> **WORK INSTRUCTIONS**
Find every line in the records below that contains the word "JSON", and copy each such line.

(Excerpts from a figure dataset)
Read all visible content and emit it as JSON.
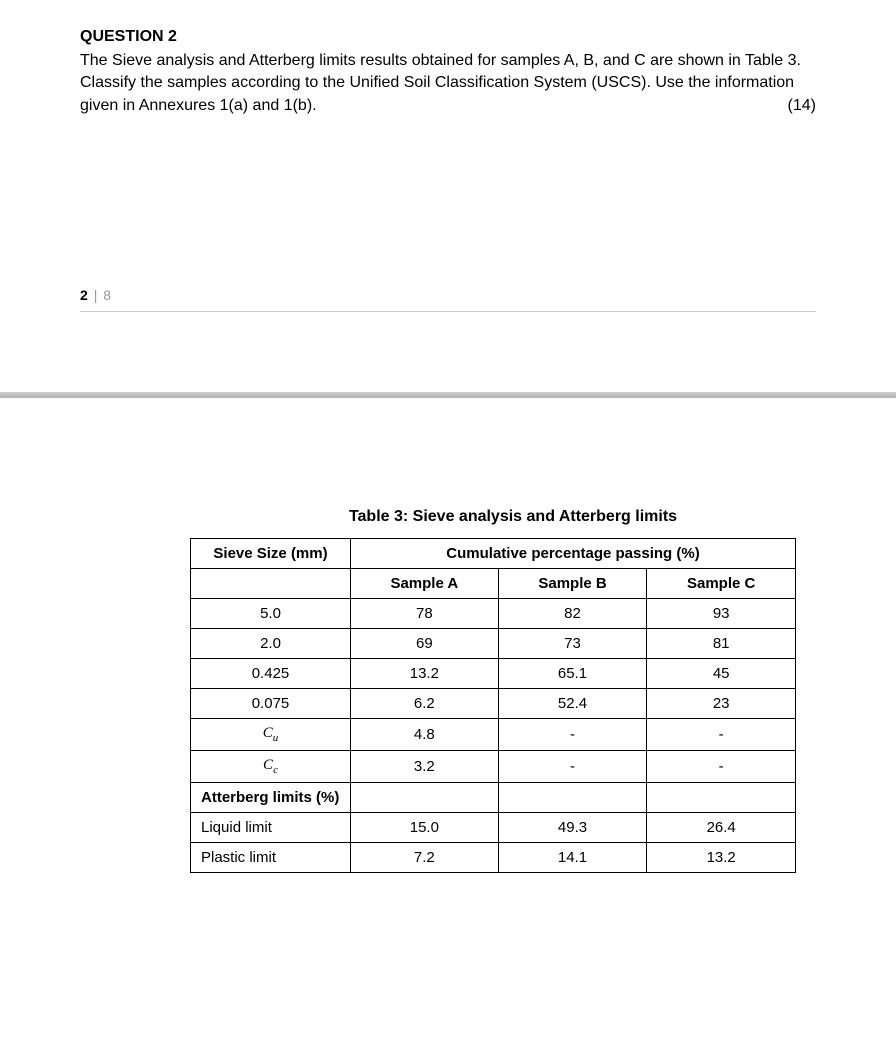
{
  "question": {
    "title": "QUESTION 2",
    "text": "The Sieve analysis and Atterberg limits results obtained for samples A, B, and C are shown in Table 3. Classify the samples according to the Unified Soil Classification System (USCS). Use the information given in Annexures 1(a) and 1(b).",
    "marks": "(14)"
  },
  "pagination": {
    "current": "2",
    "separator": "|",
    "total": "8"
  },
  "table": {
    "title": "Table 3: Sieve analysis and Atterberg limits",
    "header_left": "Sieve Size (mm)",
    "header_right": "Cumulative percentage passing (%)",
    "columns": [
      "Sample A",
      "Sample B",
      "Sample C"
    ],
    "rows": [
      {
        "label": "5.0",
        "a": "78",
        "b": "82",
        "c": "93"
      },
      {
        "label": "2.0",
        "a": "69",
        "b": "73",
        "c": "81"
      },
      {
        "label": "0.425",
        "a": "13.2",
        "b": "65.1",
        "c": "45"
      },
      {
        "label": "0.075",
        "a": "6.2",
        "b": "52.4",
        "c": "23"
      }
    ],
    "cu": {
      "label_base": "C",
      "label_sub": "u",
      "a": "4.8",
      "b": "-",
      "c": "-"
    },
    "cc": {
      "label_base": "C",
      "label_sub": "c",
      "a": "3.2",
      "b": "-",
      "c": "-"
    },
    "atterberg_label": "Atterberg limits (%)",
    "liquid": {
      "label": "Liquid limit",
      "a": "15.0",
      "b": "49.3",
      "c": "26.4"
    },
    "plastic": {
      "label": "Plastic limit",
      "a": "7.2",
      "b": "14.1",
      "c": "13.2"
    }
  },
  "colors": {
    "text": "#000000",
    "background": "#ffffff",
    "border": "#000000",
    "page_muted": "#999999",
    "divider": "#c0c0c0"
  },
  "typography": {
    "body_fontsize": 16,
    "table_fontsize": 15,
    "font_family": "Arial"
  }
}
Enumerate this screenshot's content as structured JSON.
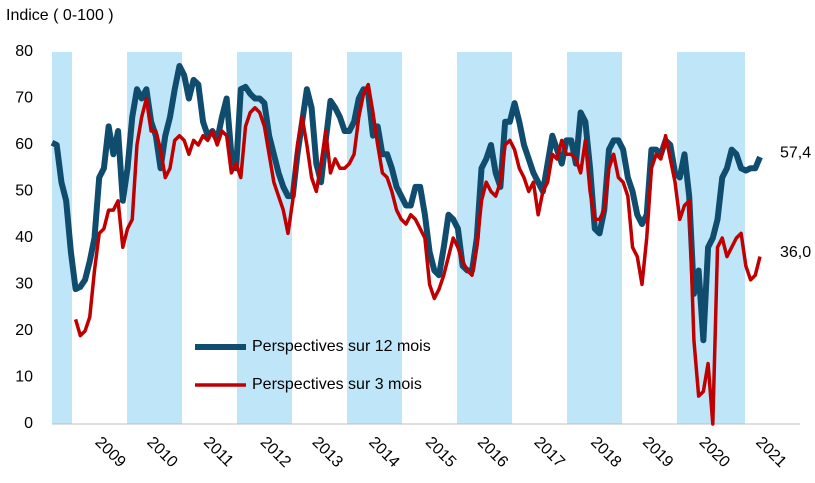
{
  "chart_data": {
    "type": "line",
    "y_axis_label": "Indice ( 0-100 )",
    "categories": [
      null,
      null,
      null,
      null,
      null,
      null,
      null,
      null,
      null,
      null,
      null,
      null,
      null,
      "2009",
      null,
      null,
      null,
      null,
      null,
      null,
      null,
      null,
      null,
      null,
      "2010",
      null,
      null,
      null,
      null,
      null,
      null,
      null,
      null,
      null,
      null,
      null,
      "2011",
      null,
      null,
      null,
      null,
      null,
      null,
      null,
      null,
      null,
      null,
      null,
      "2012",
      null,
      null,
      null,
      null,
      null,
      null,
      null,
      null,
      null,
      null,
      "2013",
      null,
      null,
      null,
      null,
      null,
      null,
      null,
      null,
      null,
      null,
      null,
      "2014",
      null,
      null,
      null,
      null,
      null,
      null,
      null,
      null,
      null,
      null,
      null,
      "2015",
      null,
      null,
      null,
      null,
      null,
      null,
      null,
      null,
      null,
      null,
      "2016",
      null,
      null,
      null,
      null,
      null,
      null,
      null,
      null,
      null,
      null,
      null,
      "2017",
      null,
      null,
      null,
      null,
      null,
      null,
      null,
      null,
      null,
      null,
      null,
      "2018",
      null,
      null,
      null,
      null,
      null,
      null,
      null,
      null,
      null,
      null,
      "2019",
      null,
      null,
      null,
      null,
      null,
      null,
      null,
      null,
      null,
      null,
      null,
      "2020",
      null,
      null,
      null,
      null,
      null,
      null,
      null,
      null,
      null,
      null,
      null,
      "2021"
    ],
    "series": [
      {
        "name": "Perspectives sur 12 mois",
        "color": "#0f4c6e",
        "width": 6,
        "values": [
          60.5,
          60,
          52,
          48,
          37,
          29,
          29.5,
          31,
          35,
          40,
          53,
          55,
          64,
          58,
          63,
          48,
          55,
          66,
          72,
          70,
          72,
          65,
          62,
          55,
          62,
          66,
          72,
          77,
          75,
          70,
          74,
          73,
          65,
          62,
          63,
          61,
          66,
          70,
          58,
          55,
          72,
          72.5,
          71,
          70,
          70,
          69,
          62,
          58,
          54,
          51,
          49,
          49,
          58,
          65,
          72,
          68,
          56,
          52,
          61,
          69.5,
          68,
          66,
          63,
          63,
          65,
          70,
          72,
          71,
          62,
          64,
          58,
          58,
          55,
          51,
          49,
          47,
          47,
          51,
          51,
          45,
          37,
          33,
          32,
          38,
          45,
          44,
          42,
          34,
          33,
          33,
          40,
          55,
          57,
          60,
          54,
          51,
          65,
          65,
          69,
          65,
          60,
          57,
          54,
          52,
          50,
          56,
          62,
          59,
          56,
          61,
          61,
          56,
          67,
          65,
          55,
          42,
          41,
          46,
          59,
          61,
          61,
          59,
          53,
          50,
          45,
          43,
          45,
          59,
          59,
          58,
          61,
          60,
          54,
          53,
          58,
          49,
          28,
          33,
          18,
          38,
          40,
          44,
          53,
          55,
          59,
          58,
          55,
          54.5,
          55,
          55,
          57.4,
          null,
          null,
          null
        ],
        "value_labels": [
          null,
          null,
          null,
          null,
          null,
          null,
          null,
          null,
          null,
          null,
          null,
          null,
          null,
          null,
          null,
          null,
          null,
          null,
          null,
          null,
          null,
          null,
          null,
          null,
          null,
          null,
          null,
          null,
          null,
          null,
          null,
          null,
          null,
          null,
          null,
          null,
          null,
          null,
          null,
          null,
          null,
          null,
          null,
          null,
          null,
          null,
          null,
          null,
          null,
          null,
          null,
          null,
          null,
          null,
          null,
          null,
          null,
          null,
          null,
          null,
          null,
          null,
          null,
          null,
          null,
          null,
          null,
          null,
          null,
          null,
          null,
          null,
          null,
          null,
          null,
          null,
          null,
          null,
          null,
          null,
          null,
          null,
          null,
          null,
          null,
          null,
          null,
          null,
          null,
          null,
          null,
          null,
          null,
          null,
          null,
          null,
          null,
          null,
          null,
          null,
          null,
          null,
          null,
          null,
          null,
          null,
          null,
          null,
          null,
          null,
          null,
          null,
          null,
          null,
          null,
          null,
          null,
          null,
          null,
          null,
          null,
          null,
          null,
          null,
          null,
          null,
          null,
          null,
          null,
          null,
          null,
          null,
          null,
          null,
          null,
          null,
          null,
          null,
          null,
          null,
          null,
          null,
          null,
          null,
          null,
          null,
          null,
          null,
          null,
          null,
          "57,4",
          null,
          null,
          null
        ]
      },
      {
        "name": "Perspectives sur 3 mois",
        "color": "#c00000",
        "width": 3.5,
        "values": [
          null,
          null,
          null,
          null,
          null,
          22.5,
          19,
          20,
          23,
          33,
          41,
          42,
          46,
          46,
          48,
          38,
          42,
          44,
          60,
          66,
          70,
          63,
          63,
          59,
          53,
          55,
          61,
          62,
          61,
          58,
          61,
          60,
          62,
          61,
          63,
          60,
          63,
          62,
          54,
          56,
          53,
          64,
          67,
          68,
          67,
          64,
          58,
          52,
          49,
          46,
          41,
          48,
          60,
          66,
          60,
          53,
          50,
          56,
          63,
          54,
          57,
          55,
          55,
          56,
          58,
          66,
          71,
          73,
          67,
          60,
          54,
          53,
          50,
          46,
          44,
          43,
          45,
          44,
          42,
          40,
          30,
          27,
          29,
          32,
          36,
          40,
          38,
          35,
          33,
          32,
          38,
          48,
          52,
          50,
          49,
          52,
          60,
          61,
          59,
          55,
          53,
          50,
          52,
          45,
          50,
          52,
          58,
          57,
          61,
          58,
          58,
          57,
          54,
          61,
          50,
          44,
          44,
          46,
          55,
          58,
          53,
          52,
          49,
          38,
          36,
          30,
          40,
          55,
          58,
          57,
          62,
          57,
          52,
          44,
          47,
          48,
          18,
          6,
          7,
          13,
          0,
          38,
          40,
          36,
          38,
          40,
          41,
          34,
          31,
          32,
          36,
          null,
          null,
          null
        ],
        "value_labels": [
          null,
          null,
          null,
          null,
          null,
          null,
          null,
          null,
          null,
          null,
          null,
          null,
          null,
          null,
          null,
          null,
          null,
          null,
          null,
          null,
          null,
          null,
          null,
          null,
          null,
          null,
          null,
          null,
          null,
          null,
          null,
          null,
          null,
          null,
          null,
          null,
          null,
          null,
          null,
          null,
          null,
          null,
          null,
          null,
          null,
          null,
          null,
          null,
          null,
          null,
          null,
          null,
          null,
          null,
          null,
          null,
          null,
          null,
          null,
          null,
          null,
          null,
          null,
          null,
          null,
          null,
          null,
          null,
          null,
          null,
          null,
          null,
          null,
          null,
          null,
          null,
          null,
          null,
          null,
          null,
          null,
          null,
          null,
          null,
          null,
          null,
          null,
          null,
          null,
          null,
          null,
          null,
          null,
          null,
          null,
          null,
          null,
          null,
          null,
          null,
          null,
          null,
          null,
          null,
          null,
          null,
          null,
          null,
          null,
          null,
          null,
          null,
          null,
          null,
          null,
          null,
          null,
          null,
          null,
          null,
          null,
          null,
          null,
          null,
          null,
          null,
          null,
          null,
          null,
          null,
          null,
          null,
          null,
          null,
          null,
          null,
          null,
          null,
          null,
          null,
          null,
          null,
          null,
          null,
          null,
          null,
          null,
          null,
          null,
          null,
          "36,0",
          null,
          null,
          null
        ]
      }
    ],
    "ylim": [
      0,
      80
    ],
    "yticks": [
      0,
      10,
      20,
      30,
      40,
      50,
      60,
      70,
      80
    ],
    "grid": false,
    "legend": "bottom"
  }
}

> **ANSWER**
Read all visible content and emit it as JSON.
Enumerate this screenshot's content as structured JSON.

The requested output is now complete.